**Given task:**
Pick out each line with the word "Voir" from the material that follows.

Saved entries
┄┄┄┄┄┄┄┄┄┄

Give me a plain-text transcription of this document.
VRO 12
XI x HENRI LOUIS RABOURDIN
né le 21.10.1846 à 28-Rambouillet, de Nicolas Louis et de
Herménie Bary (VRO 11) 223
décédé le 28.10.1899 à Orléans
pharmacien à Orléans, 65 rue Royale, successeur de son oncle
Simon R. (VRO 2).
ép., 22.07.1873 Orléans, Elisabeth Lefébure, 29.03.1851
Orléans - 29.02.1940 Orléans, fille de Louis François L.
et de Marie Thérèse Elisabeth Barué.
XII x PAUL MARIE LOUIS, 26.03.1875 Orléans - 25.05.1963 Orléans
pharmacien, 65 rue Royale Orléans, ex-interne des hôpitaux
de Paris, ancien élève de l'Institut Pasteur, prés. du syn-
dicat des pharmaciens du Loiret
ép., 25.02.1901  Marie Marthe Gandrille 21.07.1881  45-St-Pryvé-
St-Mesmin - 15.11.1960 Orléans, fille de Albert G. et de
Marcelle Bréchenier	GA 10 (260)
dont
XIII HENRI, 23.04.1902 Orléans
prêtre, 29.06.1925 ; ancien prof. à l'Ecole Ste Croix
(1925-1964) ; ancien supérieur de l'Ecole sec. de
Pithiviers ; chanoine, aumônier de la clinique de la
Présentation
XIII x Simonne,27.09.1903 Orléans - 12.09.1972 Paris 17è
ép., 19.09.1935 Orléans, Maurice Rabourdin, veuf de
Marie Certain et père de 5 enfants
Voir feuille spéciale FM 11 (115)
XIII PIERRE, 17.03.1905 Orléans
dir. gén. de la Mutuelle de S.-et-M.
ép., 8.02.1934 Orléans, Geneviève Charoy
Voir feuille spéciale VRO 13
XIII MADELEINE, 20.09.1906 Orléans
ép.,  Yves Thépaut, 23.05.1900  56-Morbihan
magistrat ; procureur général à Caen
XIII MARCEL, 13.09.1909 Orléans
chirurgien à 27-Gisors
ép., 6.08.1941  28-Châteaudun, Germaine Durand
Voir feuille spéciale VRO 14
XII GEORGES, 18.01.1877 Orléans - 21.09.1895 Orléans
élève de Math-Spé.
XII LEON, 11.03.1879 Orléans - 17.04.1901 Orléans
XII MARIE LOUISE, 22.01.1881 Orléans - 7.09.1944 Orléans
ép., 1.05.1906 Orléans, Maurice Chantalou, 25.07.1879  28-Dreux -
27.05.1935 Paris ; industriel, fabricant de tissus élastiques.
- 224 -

┄┄┄┄┄┄┄┄┄┄

**Solved problem:**
Voir feuille spéciale FM 11 (115)
Voir feuille spéciale VRO 13
Voir feuille spéciale VRO 14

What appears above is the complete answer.